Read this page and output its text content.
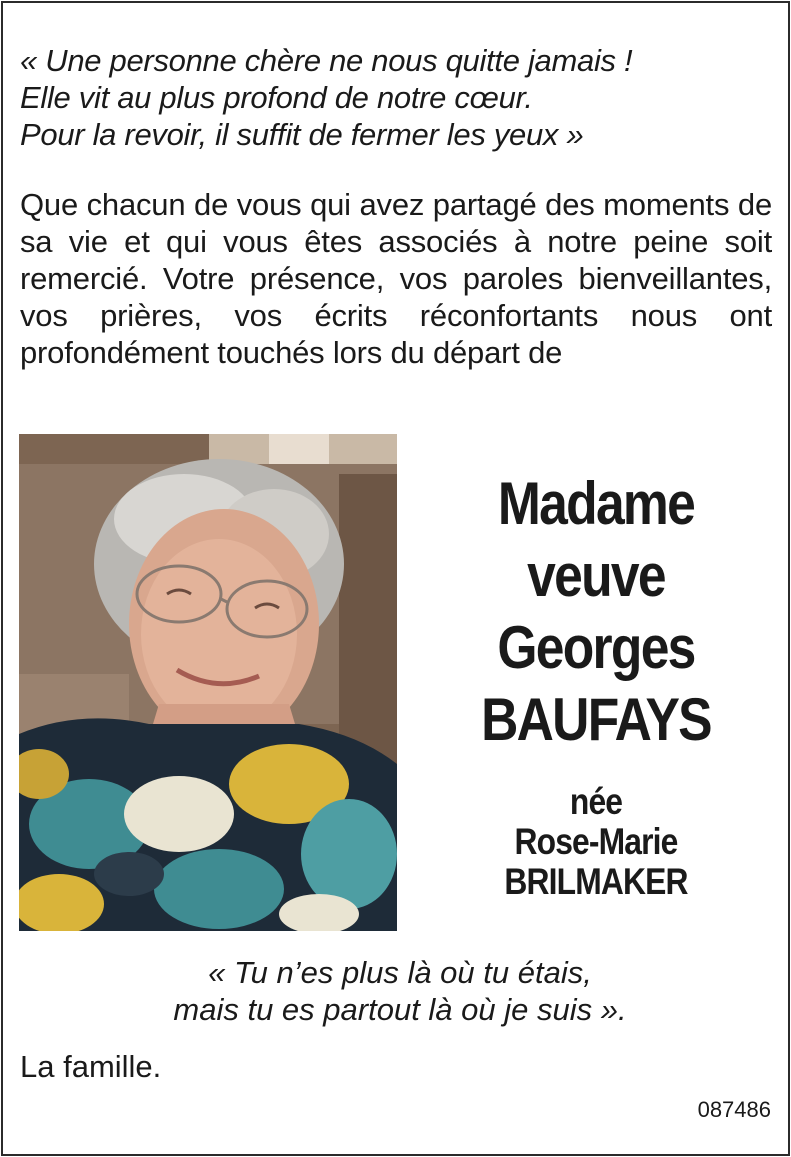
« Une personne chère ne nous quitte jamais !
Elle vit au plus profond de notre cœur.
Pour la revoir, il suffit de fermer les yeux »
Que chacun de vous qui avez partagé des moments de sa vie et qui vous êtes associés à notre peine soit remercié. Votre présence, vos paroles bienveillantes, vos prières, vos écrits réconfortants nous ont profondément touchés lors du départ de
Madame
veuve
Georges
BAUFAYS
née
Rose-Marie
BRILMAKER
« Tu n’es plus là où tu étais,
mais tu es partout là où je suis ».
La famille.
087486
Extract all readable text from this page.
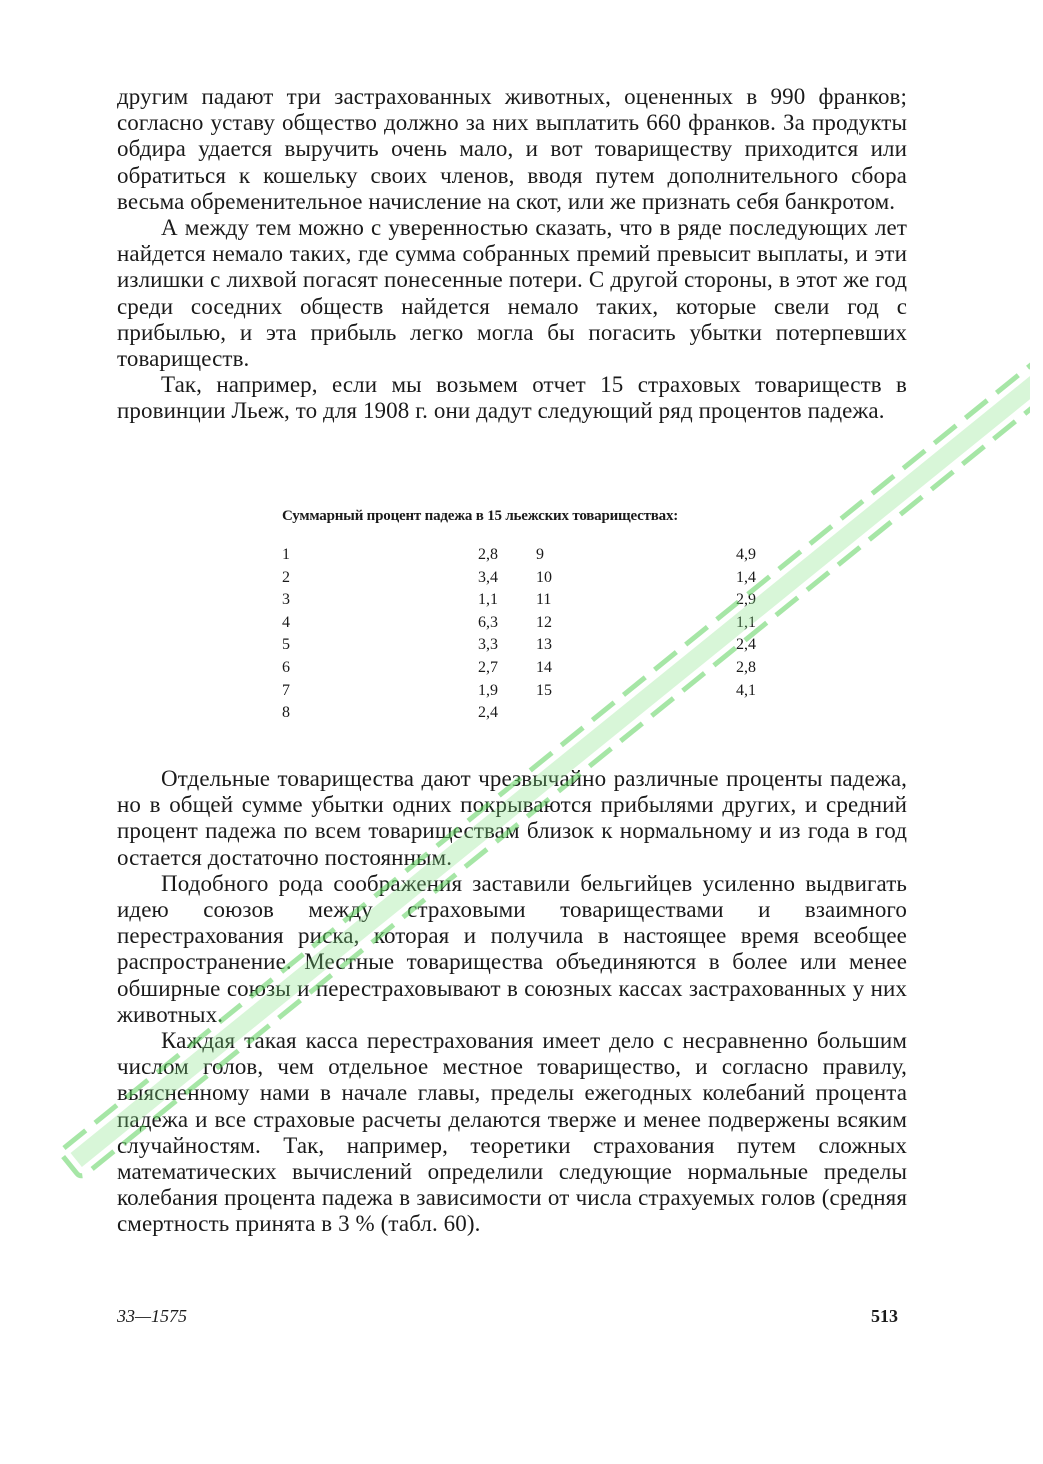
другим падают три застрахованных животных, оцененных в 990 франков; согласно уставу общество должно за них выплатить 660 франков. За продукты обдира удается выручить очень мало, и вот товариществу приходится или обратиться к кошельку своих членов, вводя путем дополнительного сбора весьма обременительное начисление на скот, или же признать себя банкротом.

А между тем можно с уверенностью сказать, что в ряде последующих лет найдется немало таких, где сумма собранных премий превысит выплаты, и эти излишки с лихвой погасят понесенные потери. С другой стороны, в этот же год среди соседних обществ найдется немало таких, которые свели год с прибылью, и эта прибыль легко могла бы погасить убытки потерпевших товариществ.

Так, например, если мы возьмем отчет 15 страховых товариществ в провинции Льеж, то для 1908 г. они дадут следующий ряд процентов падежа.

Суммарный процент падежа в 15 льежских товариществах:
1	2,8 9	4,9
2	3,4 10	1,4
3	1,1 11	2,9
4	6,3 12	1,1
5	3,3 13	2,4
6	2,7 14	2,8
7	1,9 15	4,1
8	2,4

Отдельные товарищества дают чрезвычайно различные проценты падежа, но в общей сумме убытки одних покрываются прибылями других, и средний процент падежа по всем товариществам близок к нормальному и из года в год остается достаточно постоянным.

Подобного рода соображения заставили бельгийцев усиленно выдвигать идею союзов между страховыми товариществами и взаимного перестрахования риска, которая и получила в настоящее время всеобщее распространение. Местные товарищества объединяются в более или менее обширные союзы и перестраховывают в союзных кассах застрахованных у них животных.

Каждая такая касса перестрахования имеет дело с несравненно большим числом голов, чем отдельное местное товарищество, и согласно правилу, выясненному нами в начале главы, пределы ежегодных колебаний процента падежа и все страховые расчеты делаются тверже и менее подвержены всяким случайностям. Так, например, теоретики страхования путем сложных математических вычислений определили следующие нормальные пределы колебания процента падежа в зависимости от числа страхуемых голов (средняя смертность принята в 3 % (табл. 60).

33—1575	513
========================================================================
Work to do >> Extract, from the material above, each line holding the word "page".

Exercise output >>
Read this page and output its text content.
Extract all readable text from this page.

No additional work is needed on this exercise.